======== EXTRACTED MATERIAL ========
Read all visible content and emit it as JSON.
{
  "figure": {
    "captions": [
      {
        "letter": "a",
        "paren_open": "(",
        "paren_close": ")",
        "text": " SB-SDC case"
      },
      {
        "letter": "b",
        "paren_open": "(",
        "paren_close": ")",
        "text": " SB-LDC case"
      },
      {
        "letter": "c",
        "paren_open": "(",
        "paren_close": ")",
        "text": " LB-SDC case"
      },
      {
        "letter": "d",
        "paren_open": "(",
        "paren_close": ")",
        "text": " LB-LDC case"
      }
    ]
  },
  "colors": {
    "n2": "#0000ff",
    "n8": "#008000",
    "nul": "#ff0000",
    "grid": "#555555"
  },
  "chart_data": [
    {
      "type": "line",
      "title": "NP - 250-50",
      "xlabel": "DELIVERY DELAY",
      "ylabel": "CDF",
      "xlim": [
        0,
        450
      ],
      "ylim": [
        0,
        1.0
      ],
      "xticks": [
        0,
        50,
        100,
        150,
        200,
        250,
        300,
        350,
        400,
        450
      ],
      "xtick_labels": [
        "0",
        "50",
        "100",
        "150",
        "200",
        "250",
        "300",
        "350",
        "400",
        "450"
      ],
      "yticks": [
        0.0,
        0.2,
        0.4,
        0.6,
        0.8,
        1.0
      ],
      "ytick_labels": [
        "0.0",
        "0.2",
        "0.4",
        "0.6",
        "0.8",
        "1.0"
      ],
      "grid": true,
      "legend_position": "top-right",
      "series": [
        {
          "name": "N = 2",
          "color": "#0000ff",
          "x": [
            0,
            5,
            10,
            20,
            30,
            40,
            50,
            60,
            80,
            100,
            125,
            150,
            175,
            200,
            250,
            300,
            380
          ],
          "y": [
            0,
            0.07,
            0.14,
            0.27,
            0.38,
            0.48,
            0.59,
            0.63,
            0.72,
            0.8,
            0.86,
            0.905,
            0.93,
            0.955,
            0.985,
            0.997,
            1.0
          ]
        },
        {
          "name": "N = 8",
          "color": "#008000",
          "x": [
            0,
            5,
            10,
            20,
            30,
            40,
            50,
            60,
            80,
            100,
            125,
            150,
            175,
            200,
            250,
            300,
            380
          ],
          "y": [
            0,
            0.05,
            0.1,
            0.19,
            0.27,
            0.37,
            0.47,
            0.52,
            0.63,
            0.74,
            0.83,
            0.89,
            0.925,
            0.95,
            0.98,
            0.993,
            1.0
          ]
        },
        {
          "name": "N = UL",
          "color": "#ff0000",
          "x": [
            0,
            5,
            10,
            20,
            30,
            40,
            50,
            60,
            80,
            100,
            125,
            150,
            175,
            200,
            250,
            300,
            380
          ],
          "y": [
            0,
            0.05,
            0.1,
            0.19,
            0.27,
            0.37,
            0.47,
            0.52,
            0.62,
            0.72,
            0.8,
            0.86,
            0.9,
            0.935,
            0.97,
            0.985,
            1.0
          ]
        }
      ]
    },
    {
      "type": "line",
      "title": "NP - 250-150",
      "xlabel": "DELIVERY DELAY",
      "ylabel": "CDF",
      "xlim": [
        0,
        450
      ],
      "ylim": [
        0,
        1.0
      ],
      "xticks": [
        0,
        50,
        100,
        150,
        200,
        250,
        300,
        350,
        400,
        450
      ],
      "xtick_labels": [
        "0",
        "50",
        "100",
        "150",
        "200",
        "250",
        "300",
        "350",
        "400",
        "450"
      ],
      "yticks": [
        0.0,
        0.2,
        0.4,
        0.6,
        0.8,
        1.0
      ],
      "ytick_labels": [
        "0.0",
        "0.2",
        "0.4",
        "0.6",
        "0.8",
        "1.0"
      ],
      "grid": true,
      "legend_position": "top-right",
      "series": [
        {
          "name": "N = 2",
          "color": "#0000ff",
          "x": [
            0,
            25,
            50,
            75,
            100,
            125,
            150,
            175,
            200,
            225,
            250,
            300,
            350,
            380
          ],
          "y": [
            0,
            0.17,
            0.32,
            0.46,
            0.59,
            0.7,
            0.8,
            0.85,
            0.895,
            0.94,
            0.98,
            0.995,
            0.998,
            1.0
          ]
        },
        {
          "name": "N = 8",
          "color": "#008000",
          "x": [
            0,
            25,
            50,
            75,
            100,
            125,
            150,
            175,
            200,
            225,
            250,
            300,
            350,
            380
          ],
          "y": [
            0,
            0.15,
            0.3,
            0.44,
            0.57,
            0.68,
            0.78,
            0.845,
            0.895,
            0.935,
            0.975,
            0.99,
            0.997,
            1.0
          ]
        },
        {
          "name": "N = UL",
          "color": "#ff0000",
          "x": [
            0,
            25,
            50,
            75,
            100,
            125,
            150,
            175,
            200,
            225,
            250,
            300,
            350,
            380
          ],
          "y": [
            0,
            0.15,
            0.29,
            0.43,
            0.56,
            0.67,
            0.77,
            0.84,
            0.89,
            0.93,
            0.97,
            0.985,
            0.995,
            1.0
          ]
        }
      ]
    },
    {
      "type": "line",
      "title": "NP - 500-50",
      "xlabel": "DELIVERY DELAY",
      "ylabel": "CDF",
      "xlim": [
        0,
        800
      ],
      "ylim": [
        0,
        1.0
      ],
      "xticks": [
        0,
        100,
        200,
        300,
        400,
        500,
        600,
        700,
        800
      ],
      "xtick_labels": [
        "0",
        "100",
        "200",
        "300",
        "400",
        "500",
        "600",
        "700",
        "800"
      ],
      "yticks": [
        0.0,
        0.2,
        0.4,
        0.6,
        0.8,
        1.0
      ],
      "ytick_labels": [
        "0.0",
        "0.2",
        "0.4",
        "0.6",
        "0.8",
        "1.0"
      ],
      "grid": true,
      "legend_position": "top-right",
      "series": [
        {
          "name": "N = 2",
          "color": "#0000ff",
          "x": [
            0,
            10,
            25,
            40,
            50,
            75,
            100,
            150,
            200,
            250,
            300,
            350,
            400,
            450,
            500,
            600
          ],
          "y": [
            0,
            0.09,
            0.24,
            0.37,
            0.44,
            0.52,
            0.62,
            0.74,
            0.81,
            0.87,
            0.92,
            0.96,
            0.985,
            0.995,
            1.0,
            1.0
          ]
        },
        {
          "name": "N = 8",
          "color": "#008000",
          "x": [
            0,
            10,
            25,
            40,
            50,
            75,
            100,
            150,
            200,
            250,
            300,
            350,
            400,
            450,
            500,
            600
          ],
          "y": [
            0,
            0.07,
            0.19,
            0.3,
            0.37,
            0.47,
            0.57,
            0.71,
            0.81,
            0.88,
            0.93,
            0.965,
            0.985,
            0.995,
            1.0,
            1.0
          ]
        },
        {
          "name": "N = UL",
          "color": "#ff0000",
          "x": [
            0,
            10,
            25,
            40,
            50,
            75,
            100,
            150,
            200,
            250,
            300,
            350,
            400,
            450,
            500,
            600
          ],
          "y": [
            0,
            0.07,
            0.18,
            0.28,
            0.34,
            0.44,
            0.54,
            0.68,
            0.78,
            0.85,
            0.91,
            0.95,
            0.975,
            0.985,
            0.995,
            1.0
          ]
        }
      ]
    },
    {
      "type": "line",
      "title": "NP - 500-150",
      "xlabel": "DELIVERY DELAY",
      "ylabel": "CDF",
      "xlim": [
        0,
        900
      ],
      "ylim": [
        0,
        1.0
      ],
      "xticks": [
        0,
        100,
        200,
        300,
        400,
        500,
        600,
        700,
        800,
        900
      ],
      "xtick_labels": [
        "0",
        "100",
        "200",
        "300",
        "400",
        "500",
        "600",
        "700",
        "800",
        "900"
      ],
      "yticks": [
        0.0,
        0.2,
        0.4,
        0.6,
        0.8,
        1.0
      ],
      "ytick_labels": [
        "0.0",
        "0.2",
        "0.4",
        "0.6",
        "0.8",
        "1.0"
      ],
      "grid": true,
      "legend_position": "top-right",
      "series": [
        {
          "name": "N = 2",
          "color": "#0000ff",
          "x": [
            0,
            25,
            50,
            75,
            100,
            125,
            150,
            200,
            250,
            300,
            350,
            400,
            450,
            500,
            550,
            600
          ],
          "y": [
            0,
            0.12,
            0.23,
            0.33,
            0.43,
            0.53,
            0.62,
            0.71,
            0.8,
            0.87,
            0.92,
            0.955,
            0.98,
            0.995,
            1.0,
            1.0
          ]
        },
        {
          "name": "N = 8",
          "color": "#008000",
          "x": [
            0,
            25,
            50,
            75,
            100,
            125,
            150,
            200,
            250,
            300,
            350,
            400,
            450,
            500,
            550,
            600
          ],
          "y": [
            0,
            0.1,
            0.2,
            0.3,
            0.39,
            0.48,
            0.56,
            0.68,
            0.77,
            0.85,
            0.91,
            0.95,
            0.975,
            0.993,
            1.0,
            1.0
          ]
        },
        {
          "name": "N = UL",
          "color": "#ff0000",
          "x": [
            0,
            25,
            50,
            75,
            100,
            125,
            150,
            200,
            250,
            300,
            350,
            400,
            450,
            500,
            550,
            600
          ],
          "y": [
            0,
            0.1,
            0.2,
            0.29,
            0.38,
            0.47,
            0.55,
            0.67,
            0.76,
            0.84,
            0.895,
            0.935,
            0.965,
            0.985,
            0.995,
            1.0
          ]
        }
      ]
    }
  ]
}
========
List all lines where "text" occurs.

        "text": " SB-SDC case"
        "text": " SB-LDC case"
        "text": " LB-SDC case"
        "text": " LB-LDC case"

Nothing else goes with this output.